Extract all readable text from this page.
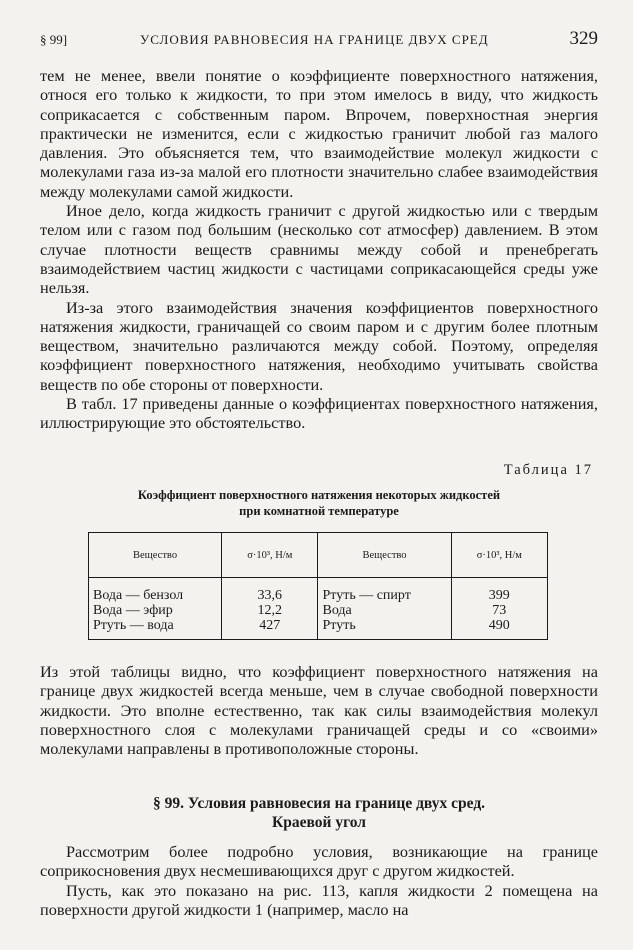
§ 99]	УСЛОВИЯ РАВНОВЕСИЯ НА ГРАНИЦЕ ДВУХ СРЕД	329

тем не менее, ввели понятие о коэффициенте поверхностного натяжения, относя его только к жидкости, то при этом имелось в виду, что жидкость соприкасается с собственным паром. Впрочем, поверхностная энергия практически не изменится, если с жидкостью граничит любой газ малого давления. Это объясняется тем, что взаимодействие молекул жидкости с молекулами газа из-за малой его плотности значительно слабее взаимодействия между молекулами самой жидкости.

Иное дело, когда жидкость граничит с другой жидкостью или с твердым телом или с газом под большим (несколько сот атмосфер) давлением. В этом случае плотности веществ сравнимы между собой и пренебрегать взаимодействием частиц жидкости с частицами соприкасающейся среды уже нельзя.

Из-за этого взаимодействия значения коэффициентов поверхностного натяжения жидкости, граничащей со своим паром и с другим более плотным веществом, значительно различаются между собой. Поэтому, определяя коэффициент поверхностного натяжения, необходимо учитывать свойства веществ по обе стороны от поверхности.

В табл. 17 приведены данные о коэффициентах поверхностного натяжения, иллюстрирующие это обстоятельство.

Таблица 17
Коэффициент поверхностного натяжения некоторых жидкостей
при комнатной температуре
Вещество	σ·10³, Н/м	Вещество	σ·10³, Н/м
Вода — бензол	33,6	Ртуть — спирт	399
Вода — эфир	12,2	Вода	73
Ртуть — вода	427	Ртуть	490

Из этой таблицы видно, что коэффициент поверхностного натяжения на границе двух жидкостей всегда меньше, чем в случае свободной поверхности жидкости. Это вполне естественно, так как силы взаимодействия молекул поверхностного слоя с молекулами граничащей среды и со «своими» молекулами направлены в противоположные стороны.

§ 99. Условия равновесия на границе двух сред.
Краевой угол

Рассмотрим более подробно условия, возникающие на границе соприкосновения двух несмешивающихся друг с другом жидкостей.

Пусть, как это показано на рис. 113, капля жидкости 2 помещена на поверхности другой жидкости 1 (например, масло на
☆ ☆ ☆ ☆ ☆
__Task goal__: Take the entries shown above and quote them verbatim, passing over the pictures.

__Right answer__:
Extract all readable text from this page.
§ 99]	УСЛОВИЯ РАВНОВЕСИЯ НА ГРАНИЦЕ ДВУХ СРЕД	329

тем не менее, ввели понятие о коэффициенте поверхностного натяжения, относя его только к жидкости, то при этом имелось в виду, что жидкость соприкасается с собственным паром. Впрочем, поверхностная энергия практически не изменится, если с жидкостью граничит любой газ малого давления. Это объясняется тем, что взаимодействие молекул жидкости с молекулами газа из-за малой его плотности значительно слабее взаимодействия между молекулами самой жидкости.

Иное дело, когда жидкость граничит с другой жидкостью или с твердым телом или с газом под большим (несколько сот атмосфер) давлением. В этом случае плотности веществ сравнимы между собой и пренебрегать взаимодействием частиц жидкости с частицами соприкасающейся среды уже нельзя.

Из-за этого взаимодействия значения коэффициентов поверхностного натяжения жидкости, граничащей со своим паром и с другим более плотным веществом, значительно различаются между собой. Поэтому, определяя коэффициент поверхностного натяжения, необходимо учитывать свойства веществ по обе стороны от поверхности.

В табл. 17 приведены данные о коэффициентах поверхностного натяжения, иллюстрирующие это обстоятельство.

Таблица 17
Коэффициент поверхностного натяжения некоторых жидкостей
при комнатной температуре
Вещество	σ·10³, Н/м	Вещество	σ·10³, Н/м
Вода — бензол	33,6	Ртуть — спирт	399
Вода — эфир	12,2	Вода	73
Ртуть — вода	427	Ртуть	490

Из этой таблицы видно, что коэффициент поверхностного натяжения на границе двух жидкостей всегда меньше, чем в случае свободной поверхности жидкости. Это вполне естественно, так как силы взаимодействия молекул поверхностного слоя с молекулами граничащей среды и со «своими» молекулами направлены в противоположные стороны.

§ 99. Условия равновесия на границе двух сред.
Краевой угол

Рассмотрим более подробно условия, возникающие на границе соприкосновения двух несмешивающихся друг с другом жидкостей.

Пусть, как это показано на рис. 113, капля жидкости 2 помещена на поверхности другой жидкости 1 (например, масло на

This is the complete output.